Supplied passage |
* * *

/*********************                                                        */
/*! \file proof_node_manager.h
 ** \verbatim
 ** Top contributors (to current version):
 **   Andrew Reynolds
 ** This file is part of the CVC4 project.
 ** Copyright (c) 2009-2020 by the authors listed in the file AUTHORS
 ** in the top-level source directory and their institutional affiliations.
 ** All rights reserved.  See the file COPYING in the top-level source
 ** directory for licensing information.\endverbatim
 **
 ** \brief Proof node manager utility
 **/

#include "cvc4_private.h"

#ifndef CVC4__EXPR__PROOF_NODE_MANAGER_H
#define CVC4__EXPR__PROOF_NODE_MANAGER_H

#include <vector>

#include "expr/proof_checker.h"
#include "expr/proof_node.h"

namespace CVC4 {

/**
 * A manager for proof node objects. This is a trusted interface for creating
 * and updating ProofNode objects.
 *
 * In more detail, we say a ProofNode is "well-formed (with respect to checker
 * X)" if its d_proven field is non-null, and corresponds to the formula that
 * the ProofNode proves according to X. The ProofNodeManager class constructs
 * and update nodes that are well-formed with respect to its underlying checker.
 *
 * If no checker is provided, then the ProofNodeManager assigns the d_proven
 * field of ProofNode based on the provided "expected" argument in mkNode below,
 * which must be provided in this case.
 *
 * The ProofNodeManager is used as a trusted way of updating ProofNode objects
 * via updateNode below. In particular, this method leaves the d_proven field
 * unchanged and updates (if possible) the remaining content of a given proof
 * node.
 *
 * Notice that ProofNode objects are mutable, and hence this class does not
 * cache the results of mkNode. A version of this class that caches
 * immutable version of ProofNode objects could be built as an extension
 * or layer on top of this class.
 */
class ProofNodeManager
{
 public:
  ProofNodeManager(ProofChecker* pc = nullptr);
  ~ProofNodeManager() {}
  /**
   * This constructs a ProofNode with the given arguments. The expected
   * argument, when provided, indicates the formula that the returned node
   * is expected to prove. If we find that it does not, based on the underlying
   * checker, this method returns nullptr.
   *
   * @param id The id of the proof node.
   * @param children The children of the proof node.
   * @param args The arguments of the proof node.
   * @param expected (Optional) the expected conclusion of the proof node.
   * @return the proof node, or nullptr if the given arguments do not
   * consistute a proof of the expected conclusion according to the underlying
   * checker, if both are provided. It also returns nullptr if neither the
   * checker nor the expected field is provided, since in this case the
   * conclusion is unknown.
   */
  std::shared_ptr<ProofNode> mkNode(
      PfRule id,
      const std::vector<std::shared_ptr<ProofNode>>& children,
      const std::vector<Node>& args,
      Node expected = Node::null());
  /**
   * Make the proof node corresponding to the assumption of fact.
   *
   * @param fact The fact to assume.
   * @return The ASSUME proof of fact.
   */
  std::shared_ptr<ProofNode> mkAssume(Node fact);
  /**
   * Make scope having body pf and arguments (assumptions-to-close) assumps.

* * *

Data shown |
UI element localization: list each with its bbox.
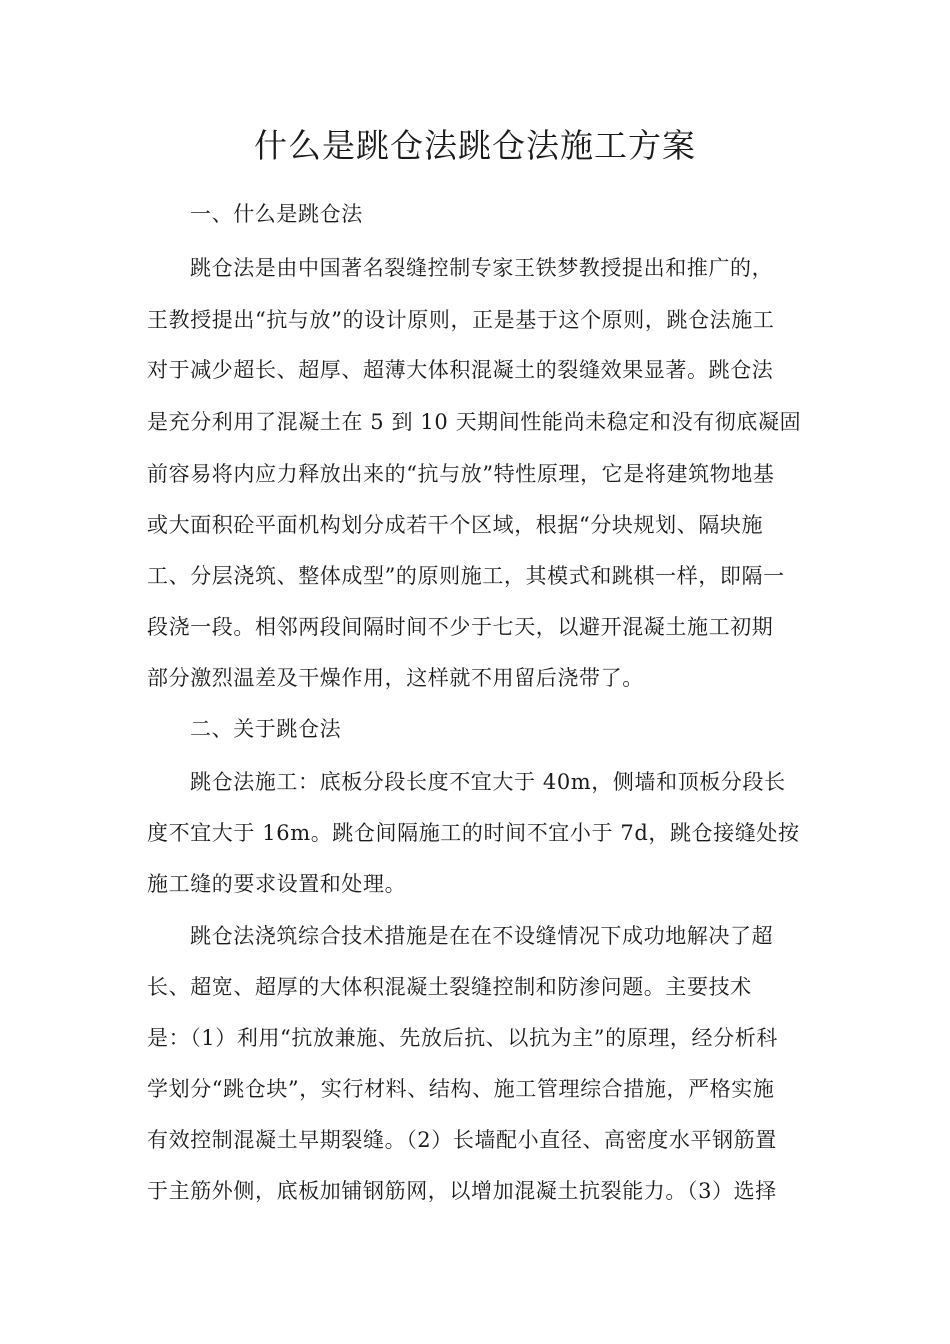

* * *

Resume the proof node manager header after its final line, carrying the code on from that point.

Answer to this exercise |
   * If ensureClosed is true, then this method throws an assertion failure if
   * the returned proof is not closed. This is the case if a free assumption
   * of pf is missing from the vector assumps.
   *
   * For conveinence, the proof pf may be modified to ensure that the overall
   * result is closed. For instance, given input:
   *   pf = TRANS( ASSUME( x=y ), ASSUME( y=z ) )
   *   assumps = { y=x, y=z }
   * This method will modify pf to be:
   *   pf = TRANS( SYMM( ASSUME( y=x ) ), ASSUME( y=z ) )
   * so that y=x matches the free assumption. The returned proof is:
   *   SCOPE(TRANS( SYMM( ASSUME( y=x ) ), ASSUME( y=z ) ) :args { y=x, y=z })
   *
   * When ensureClosed is true, duplicates are eliminated from assumps. The
   * reason for this is due to performance, since in this method, assumps is
   * converted to an unordered_set to do the above check and hence it is a
   * convienient time to eliminate duplicate literals.
   *
   * Additionally, if both ensureClosed and doMinimize are true, assumps is
   * updated to contain exactly the free asumptions of pf. This also includes
   * having no duplicates.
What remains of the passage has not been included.